**EXTRAIT DU DOCUMENT:**
________________________

Pendant ce temps les défenseurs de la Constitution acclamèrent deux chefs, M. Buisson et M. Cotte, le premier chargé de la direction du mouvement, le second mis à la tête de la population de Digne. Ces deux citoyens se rendirent ensemble à la préfecture. Elle était déjà gardée, ainsi que le tribunal, par les hommes de Riez, d’Allemagne, de Quinson, d’Estublon, de Puymoiçon et de Mezel, arrivés dès la veille dans la nuit, et conduits par MM. Allemand, médecin de Riez, Gilly, propriétaire et ancien maire d’Allemagne ; Gasquet fils, propriétaire de l’auberge le plus en renom de Riez ; Rous, tailleur et petit propriétaire. Cette colonne, forte d’au moins dix-huit cents hommes, avait, comme les autres, effectué sa marche avec un ordre parfait.

________________________

**MATÉRIEL FOURNI:**
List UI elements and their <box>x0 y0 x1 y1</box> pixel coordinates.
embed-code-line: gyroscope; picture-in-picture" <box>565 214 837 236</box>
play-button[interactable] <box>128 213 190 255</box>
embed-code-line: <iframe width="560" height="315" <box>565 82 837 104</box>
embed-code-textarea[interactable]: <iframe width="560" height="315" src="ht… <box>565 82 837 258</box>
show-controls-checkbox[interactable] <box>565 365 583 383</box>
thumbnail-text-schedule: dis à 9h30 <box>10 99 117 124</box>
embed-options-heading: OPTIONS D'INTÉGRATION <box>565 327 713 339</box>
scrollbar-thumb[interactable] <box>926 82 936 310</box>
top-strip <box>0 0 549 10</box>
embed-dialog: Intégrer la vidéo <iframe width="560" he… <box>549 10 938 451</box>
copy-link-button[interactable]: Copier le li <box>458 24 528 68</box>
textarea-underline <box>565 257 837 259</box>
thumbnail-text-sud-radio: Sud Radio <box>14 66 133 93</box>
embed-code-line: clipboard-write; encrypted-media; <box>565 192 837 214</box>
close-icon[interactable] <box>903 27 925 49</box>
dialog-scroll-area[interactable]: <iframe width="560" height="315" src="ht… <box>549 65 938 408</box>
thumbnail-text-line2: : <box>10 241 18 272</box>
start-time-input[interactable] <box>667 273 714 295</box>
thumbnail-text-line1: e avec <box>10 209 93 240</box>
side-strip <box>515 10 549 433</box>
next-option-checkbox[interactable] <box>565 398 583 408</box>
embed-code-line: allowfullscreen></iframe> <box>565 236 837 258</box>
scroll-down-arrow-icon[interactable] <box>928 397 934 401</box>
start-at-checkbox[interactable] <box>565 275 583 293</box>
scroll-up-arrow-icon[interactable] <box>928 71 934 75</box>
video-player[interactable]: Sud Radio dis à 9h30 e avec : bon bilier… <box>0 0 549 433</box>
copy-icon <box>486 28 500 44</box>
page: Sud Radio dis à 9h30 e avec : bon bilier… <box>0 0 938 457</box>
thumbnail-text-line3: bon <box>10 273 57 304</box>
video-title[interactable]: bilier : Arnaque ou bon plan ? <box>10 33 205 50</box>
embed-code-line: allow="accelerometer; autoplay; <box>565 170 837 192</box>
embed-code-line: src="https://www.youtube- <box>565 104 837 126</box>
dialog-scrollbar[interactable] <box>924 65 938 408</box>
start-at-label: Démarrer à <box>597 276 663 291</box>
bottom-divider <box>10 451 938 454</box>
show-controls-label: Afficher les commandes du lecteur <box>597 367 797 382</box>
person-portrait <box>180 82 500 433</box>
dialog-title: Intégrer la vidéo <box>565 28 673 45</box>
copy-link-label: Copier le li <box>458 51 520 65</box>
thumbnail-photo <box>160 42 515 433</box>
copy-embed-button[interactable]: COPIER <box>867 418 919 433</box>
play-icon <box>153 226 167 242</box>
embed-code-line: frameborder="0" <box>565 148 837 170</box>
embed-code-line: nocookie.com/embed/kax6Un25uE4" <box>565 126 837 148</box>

________________________

**VOTRE TÂCHE:**
Prolongez l'extrait sur les défenseurs de la Constitution à Digne, en reprenant après sa dernière phrase. Les lignes constituent un matériel à part, distinct de l'extrait sur les défenseurs de la Constitution à Digne.

**RÉSULTAT ATTENDU:**
Les citoyens Buisson et Cotte, partageant volontairement la haute responsabilité qui leur incombait, formèrent un comité de résistance, dans lequel ils s’adjoignirent MM. Pierrette Aillaud, l’ancien garde général, Barneau jeune, avocat de Sisteron, Jourdan, Escoffier et Guibert.

Dès qu’il fut organisé, le comité avisa au plus pressé : éviter une lutte à Digne, et propager la résistance. Le commandant du fort, M. Chevalier, sur l’invitation qui lui en fut faite, se rendit dans une maison particulière auprès du comité, et signa une sorte de capitulation, dont voici les bases : Armistice de vingt jours entre ses hommes et les constitutionnels ; remise des fonds déposés à la caserne par le receveur général, s’élevant à 15,000 francs, et partage des munitions de guerre en son pouvoir.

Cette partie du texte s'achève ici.